***** Kayıtlı Veriler *****
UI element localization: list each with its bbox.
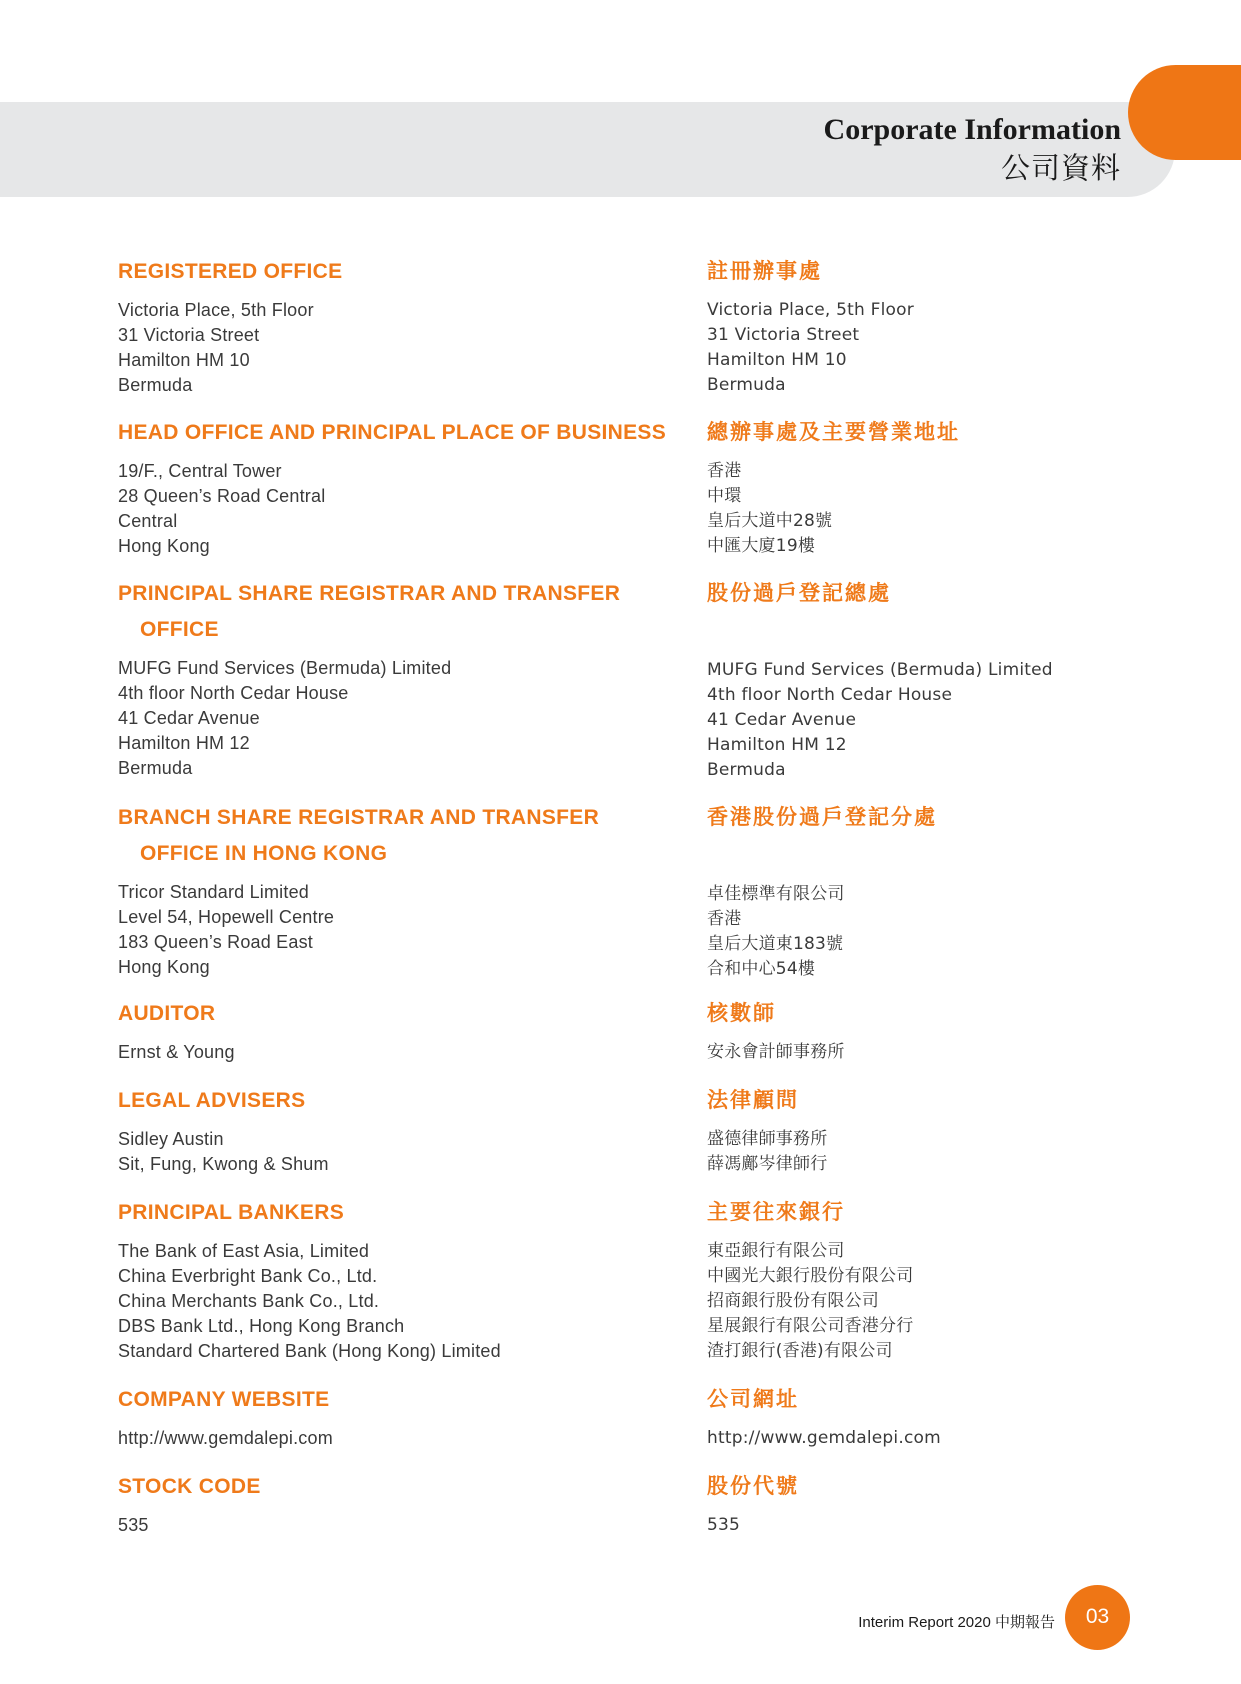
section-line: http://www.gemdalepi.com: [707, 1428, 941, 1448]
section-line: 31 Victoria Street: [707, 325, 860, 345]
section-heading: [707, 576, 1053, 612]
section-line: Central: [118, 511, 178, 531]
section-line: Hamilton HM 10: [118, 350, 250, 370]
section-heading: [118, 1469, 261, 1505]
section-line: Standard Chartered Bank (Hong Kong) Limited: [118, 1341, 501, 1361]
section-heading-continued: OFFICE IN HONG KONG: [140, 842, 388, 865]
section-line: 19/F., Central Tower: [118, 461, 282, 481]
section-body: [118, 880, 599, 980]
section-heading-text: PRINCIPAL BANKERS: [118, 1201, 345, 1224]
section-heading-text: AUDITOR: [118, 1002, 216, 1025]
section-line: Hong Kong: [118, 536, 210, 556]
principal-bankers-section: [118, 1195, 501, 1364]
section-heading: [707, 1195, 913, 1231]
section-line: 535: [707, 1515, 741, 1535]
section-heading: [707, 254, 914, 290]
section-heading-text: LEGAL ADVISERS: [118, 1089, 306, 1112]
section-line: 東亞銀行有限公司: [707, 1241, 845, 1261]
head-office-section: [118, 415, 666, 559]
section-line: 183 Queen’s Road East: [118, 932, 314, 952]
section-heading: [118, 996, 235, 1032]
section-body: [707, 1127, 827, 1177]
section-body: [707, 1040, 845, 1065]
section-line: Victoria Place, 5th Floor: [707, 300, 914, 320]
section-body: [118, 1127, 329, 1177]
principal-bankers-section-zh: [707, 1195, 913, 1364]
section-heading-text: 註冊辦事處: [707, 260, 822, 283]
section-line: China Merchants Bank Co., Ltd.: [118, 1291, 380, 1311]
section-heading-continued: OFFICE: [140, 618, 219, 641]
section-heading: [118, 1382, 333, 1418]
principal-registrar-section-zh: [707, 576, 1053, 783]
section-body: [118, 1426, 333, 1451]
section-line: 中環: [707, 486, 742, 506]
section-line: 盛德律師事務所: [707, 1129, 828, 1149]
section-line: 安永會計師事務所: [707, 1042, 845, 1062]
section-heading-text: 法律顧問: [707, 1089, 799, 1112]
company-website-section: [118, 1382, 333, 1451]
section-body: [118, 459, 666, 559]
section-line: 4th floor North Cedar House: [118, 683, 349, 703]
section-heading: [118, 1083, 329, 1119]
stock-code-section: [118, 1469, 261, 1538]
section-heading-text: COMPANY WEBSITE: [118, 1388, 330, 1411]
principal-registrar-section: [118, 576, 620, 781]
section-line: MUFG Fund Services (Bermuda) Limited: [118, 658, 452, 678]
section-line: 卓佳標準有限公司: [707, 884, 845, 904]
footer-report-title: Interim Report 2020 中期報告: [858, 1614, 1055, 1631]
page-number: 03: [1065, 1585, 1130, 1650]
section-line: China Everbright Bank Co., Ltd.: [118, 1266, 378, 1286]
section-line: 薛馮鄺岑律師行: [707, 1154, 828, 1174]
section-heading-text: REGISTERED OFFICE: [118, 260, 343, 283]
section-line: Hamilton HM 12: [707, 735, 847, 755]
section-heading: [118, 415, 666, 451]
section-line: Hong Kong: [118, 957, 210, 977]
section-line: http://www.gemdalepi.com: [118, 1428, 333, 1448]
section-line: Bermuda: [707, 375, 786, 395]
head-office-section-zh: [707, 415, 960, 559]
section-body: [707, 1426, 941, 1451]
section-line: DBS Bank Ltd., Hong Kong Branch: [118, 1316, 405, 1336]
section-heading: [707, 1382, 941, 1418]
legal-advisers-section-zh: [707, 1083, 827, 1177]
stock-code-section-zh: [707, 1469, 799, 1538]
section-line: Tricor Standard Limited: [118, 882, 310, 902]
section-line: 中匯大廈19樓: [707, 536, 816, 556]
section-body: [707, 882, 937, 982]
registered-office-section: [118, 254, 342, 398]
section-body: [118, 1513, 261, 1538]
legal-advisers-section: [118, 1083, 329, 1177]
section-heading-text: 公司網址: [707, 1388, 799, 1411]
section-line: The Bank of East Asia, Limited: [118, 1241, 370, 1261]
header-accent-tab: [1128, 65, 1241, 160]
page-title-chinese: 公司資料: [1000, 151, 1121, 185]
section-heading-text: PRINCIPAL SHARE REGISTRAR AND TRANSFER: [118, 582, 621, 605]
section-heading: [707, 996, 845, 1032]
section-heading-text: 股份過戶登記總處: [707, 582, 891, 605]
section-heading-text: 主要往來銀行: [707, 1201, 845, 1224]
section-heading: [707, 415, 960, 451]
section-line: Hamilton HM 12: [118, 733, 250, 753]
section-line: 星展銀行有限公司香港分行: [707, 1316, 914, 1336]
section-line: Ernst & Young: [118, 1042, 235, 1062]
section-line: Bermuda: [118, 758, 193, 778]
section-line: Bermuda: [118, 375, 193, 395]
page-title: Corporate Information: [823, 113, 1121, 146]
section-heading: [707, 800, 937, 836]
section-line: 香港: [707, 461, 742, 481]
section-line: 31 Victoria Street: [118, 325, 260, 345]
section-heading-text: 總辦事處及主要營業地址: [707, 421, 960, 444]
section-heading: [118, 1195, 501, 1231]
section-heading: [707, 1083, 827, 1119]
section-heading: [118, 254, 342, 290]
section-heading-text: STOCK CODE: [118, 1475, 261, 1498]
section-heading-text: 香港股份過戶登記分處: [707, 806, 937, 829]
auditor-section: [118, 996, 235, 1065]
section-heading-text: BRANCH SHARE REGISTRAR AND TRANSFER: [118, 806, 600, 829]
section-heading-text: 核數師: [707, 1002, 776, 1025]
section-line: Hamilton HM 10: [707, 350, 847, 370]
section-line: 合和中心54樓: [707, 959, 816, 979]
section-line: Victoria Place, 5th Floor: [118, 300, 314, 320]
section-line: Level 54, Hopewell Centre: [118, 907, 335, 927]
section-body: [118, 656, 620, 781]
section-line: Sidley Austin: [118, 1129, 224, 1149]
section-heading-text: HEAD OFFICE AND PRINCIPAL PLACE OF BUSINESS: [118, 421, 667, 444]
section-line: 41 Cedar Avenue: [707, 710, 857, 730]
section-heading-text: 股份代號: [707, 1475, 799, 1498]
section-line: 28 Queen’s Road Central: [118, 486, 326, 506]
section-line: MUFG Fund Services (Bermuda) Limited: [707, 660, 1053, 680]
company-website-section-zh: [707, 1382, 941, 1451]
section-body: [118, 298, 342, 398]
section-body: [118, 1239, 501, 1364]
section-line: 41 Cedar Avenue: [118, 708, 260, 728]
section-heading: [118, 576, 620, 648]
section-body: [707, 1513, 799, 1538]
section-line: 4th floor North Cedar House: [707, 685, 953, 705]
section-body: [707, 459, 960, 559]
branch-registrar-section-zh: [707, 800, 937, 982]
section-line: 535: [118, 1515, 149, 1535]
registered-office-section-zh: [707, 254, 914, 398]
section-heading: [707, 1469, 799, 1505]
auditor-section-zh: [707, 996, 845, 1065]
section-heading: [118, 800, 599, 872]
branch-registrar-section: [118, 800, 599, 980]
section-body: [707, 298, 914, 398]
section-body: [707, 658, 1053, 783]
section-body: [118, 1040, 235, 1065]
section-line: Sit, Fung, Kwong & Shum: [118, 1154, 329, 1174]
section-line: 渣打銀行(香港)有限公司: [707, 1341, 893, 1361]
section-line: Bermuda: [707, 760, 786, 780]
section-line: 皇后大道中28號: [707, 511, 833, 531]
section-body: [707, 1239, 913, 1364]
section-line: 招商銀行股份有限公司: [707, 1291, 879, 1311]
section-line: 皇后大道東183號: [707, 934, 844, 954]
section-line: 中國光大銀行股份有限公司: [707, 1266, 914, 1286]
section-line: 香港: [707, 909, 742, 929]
*****
**Talimatlarınız:**
Lütfen yukarıdaki tüm öğeleri, "section-line" ifadesinin geçtiği her yerde onu "text-line" ile değiştirerek yeniden yazın; başka hiçbir şeyi değiştirmeyin. Resimleri yanıta almayın.

**Yazılı Yanıt:**
UI element localization: list each with its bbox.
text-line: http://www.gemdalepi.com: [707, 1428, 941, 1448]
text-line: 31 Victoria Street: [707, 325, 860, 345]
section-heading: [707, 576, 1053, 612]
text-line: Central: [118, 511, 178, 531]
text-line: Hamilton HM 10: [118, 350, 250, 370]
section-heading: [118, 1469, 261, 1505]
text-line: Standard Chartered Bank (Hong Kong) Limited: [118, 1341, 501, 1361]
section-heading-continued: OFFICE IN HONG KONG: [140, 842, 388, 865]
text-line: 19/F., Central Tower: [118, 461, 282, 481]
section-body: [118, 880, 599, 980]
section-heading-text: PRINCIPAL BANKERS: [118, 1201, 345, 1224]
section-heading-text: AUDITOR: [118, 1002, 216, 1025]
text-line: Hong Kong: [118, 536, 210, 556]
principal-bankers-section: [118, 1195, 501, 1364]
section-heading: [707, 1195, 913, 1231]
text-line: 535: [707, 1515, 741, 1535]
section-heading: [707, 254, 914, 290]
section-heading-text: LEGAL ADVISERS: [118, 1089, 306, 1112]
text-line: 東亞銀行有限公司: [707, 1241, 845, 1261]
head-office-section: [118, 415, 666, 559]
text-line: 183 Queen’s Road East: [118, 932, 314, 952]
section-heading: [118, 996, 235, 1032]
section-body: [707, 1127, 827, 1177]
section-body: [707, 1040, 845, 1065]
text-line: Victoria Place, 5th Floor: [707, 300, 914, 320]
section-body: [118, 1127, 329, 1177]
principal-bankers-section-zh: [707, 1195, 913, 1364]
section-heading-text: 註冊辦事處: [707, 260, 822, 283]
text-line: China Merchants Bank Co., Ltd.: [118, 1291, 380, 1311]
section-heading-continued: OFFICE: [140, 618, 219, 641]
section-heading: [118, 1382, 333, 1418]
principal-registrar-section-zh: [707, 576, 1053, 783]
section-body: [118, 1426, 333, 1451]
text-line: 中環: [707, 486, 742, 506]
text-line: 盛德律師事務所: [707, 1129, 828, 1149]
text-line: 安永會計師事務所: [707, 1042, 845, 1062]
section-heading-text: 法律顧問: [707, 1089, 799, 1112]
company-website-section: [118, 1382, 333, 1451]
section-body: [118, 459, 666, 559]
text-line: 4th floor North Cedar House: [118, 683, 349, 703]
section-heading: [118, 1083, 329, 1119]
stock-code-section: [118, 1469, 261, 1538]
section-heading-text: COMPANY WEBSITE: [118, 1388, 330, 1411]
principal-registrar-section: [118, 576, 620, 781]
text-line: MUFG Fund Services (Bermuda) Limited: [118, 658, 452, 678]
text-line: 卓佳標準有限公司: [707, 884, 845, 904]
footer-report-title: Interim Report 2020 中期報告: [858, 1614, 1055, 1631]
page-number: 03: [1065, 1585, 1130, 1650]
text-line: China Everbright Bank Co., Ltd.: [118, 1266, 378, 1286]
text-line: 薛馮鄺岑律師行: [707, 1154, 828, 1174]
section-heading-text: REGISTERED OFFICE: [118, 260, 343, 283]
text-line: Hamilton HM 12: [707, 735, 847, 755]
section-heading: [118, 415, 666, 451]
text-line: Hong Kong: [118, 957, 210, 977]
text-line: http://www.gemdalepi.com: [118, 1428, 333, 1448]
text-line: Bermuda: [707, 375, 786, 395]
head-office-section-zh: [707, 415, 960, 559]
section-body: [707, 1426, 941, 1451]
text-line: DBS Bank Ltd., Hong Kong Branch: [118, 1316, 405, 1336]
section-heading: [707, 1382, 941, 1418]
legal-advisers-section-zh: [707, 1083, 827, 1177]
stock-code-section-zh: [707, 1469, 799, 1538]
text-line: Tricor Standard Limited: [118, 882, 310, 902]
text-line: 中匯大廈19樓: [707, 536, 816, 556]
section-body: [707, 882, 937, 982]
registered-office-section: [118, 254, 342, 398]
section-body: [118, 1513, 261, 1538]
legal-advisers-section: [118, 1083, 329, 1177]
section-heading-text: 公司網址: [707, 1388, 799, 1411]
text-line: The Bank of East Asia, Limited: [118, 1241, 370, 1261]
header-accent-tab: [1128, 65, 1241, 160]
page-title-chinese: 公司資料: [1000, 151, 1121, 185]
section-heading-text: PRINCIPAL SHARE REGISTRAR AND TRANSFER: [118, 582, 621, 605]
section-heading: [707, 996, 845, 1032]
section-heading-text: 股份過戶登記總處: [707, 582, 891, 605]
section-heading-text: 主要往來銀行: [707, 1201, 845, 1224]
section-heading: [707, 415, 960, 451]
text-line: Hamilton HM 12: [118, 733, 250, 753]
text-line: 星展銀行有限公司香港分行: [707, 1316, 914, 1336]
text-line: Ernst & Young: [118, 1042, 235, 1062]
text-line: Bermuda: [118, 758, 193, 778]
text-line: Bermuda: [118, 375, 193, 395]
page-title: Corporate Information: [823, 113, 1121, 146]
section-heading: [707, 800, 937, 836]
text-line: 香港: [707, 461, 742, 481]
text-line: 31 Victoria Street: [118, 325, 260, 345]
section-heading-text: 總辦事處及主要營業地址: [707, 421, 960, 444]
section-heading: [118, 1195, 501, 1231]
section-heading: [707, 1083, 827, 1119]
section-heading: [118, 254, 342, 290]
section-heading-text: STOCK CODE: [118, 1475, 261, 1498]
section-heading-text: 香港股份過戶登記分處: [707, 806, 937, 829]
auditor-section: [118, 996, 235, 1065]
section-heading-text: BRANCH SHARE REGISTRAR AND TRANSFER: [118, 806, 600, 829]
section-heading-text: 核數師: [707, 1002, 776, 1025]
text-line: Hamilton HM 10: [707, 350, 847, 370]
text-line: 合和中心54樓: [707, 959, 816, 979]
text-line: Victoria Place, 5th Floor: [118, 300, 314, 320]
text-line: Level 54, Hopewell Centre: [118, 907, 335, 927]
section-body: [118, 656, 620, 781]
text-line: Sidley Austin: [118, 1129, 224, 1149]
section-heading-text: HEAD OFFICE AND PRINCIPAL PLACE OF BUSINESS: [118, 421, 667, 444]
text-line: 41 Cedar Avenue: [707, 710, 857, 730]
section-heading-text: 股份代號: [707, 1475, 799, 1498]
text-line: 28 Queen’s Road Central: [118, 486, 326, 506]
text-line: MUFG Fund Services (Bermuda) Limited: [707, 660, 1053, 680]
company-website-section-zh: [707, 1382, 941, 1451]
section-body: [118, 298, 342, 398]
section-body: [118, 1239, 501, 1364]
text-line: 41 Cedar Avenue: [118, 708, 260, 728]
section-heading: [118, 576, 620, 648]
section-body: [707, 1513, 799, 1538]
text-line: 4th floor North Cedar House: [707, 685, 953, 705]
section-body: [707, 459, 960, 559]
branch-registrar-section-zh: [707, 800, 937, 982]
text-line: 535: [118, 1515, 149, 1535]
registered-office-section-zh: [707, 254, 914, 398]
section-heading: [707, 1469, 799, 1505]
auditor-section-zh: [707, 996, 845, 1065]
section-heading: [118, 800, 599, 872]
branch-registrar-section: [118, 800, 599, 980]
section-body: [707, 298, 914, 398]
section-body: [707, 658, 1053, 783]
section-body: [118, 1040, 235, 1065]
text-line: Sit, Fung, Kwong & Shum: [118, 1154, 329, 1174]
text-line: 渣打銀行(香港)有限公司: [707, 1341, 893, 1361]
text-line: Bermuda: [707, 760, 786, 780]
text-line: 皇后大道中28號: [707, 511, 833, 531]
section-body: [707, 1239, 913, 1364]
text-line: 招商銀行股份有限公司: [707, 1291, 879, 1311]
text-line: 皇后大道東183號: [707, 934, 844, 954]
text-line: 中國光大銀行股份有限公司: [707, 1266, 914, 1286]
text-line: 香港: [707, 909, 742, 929]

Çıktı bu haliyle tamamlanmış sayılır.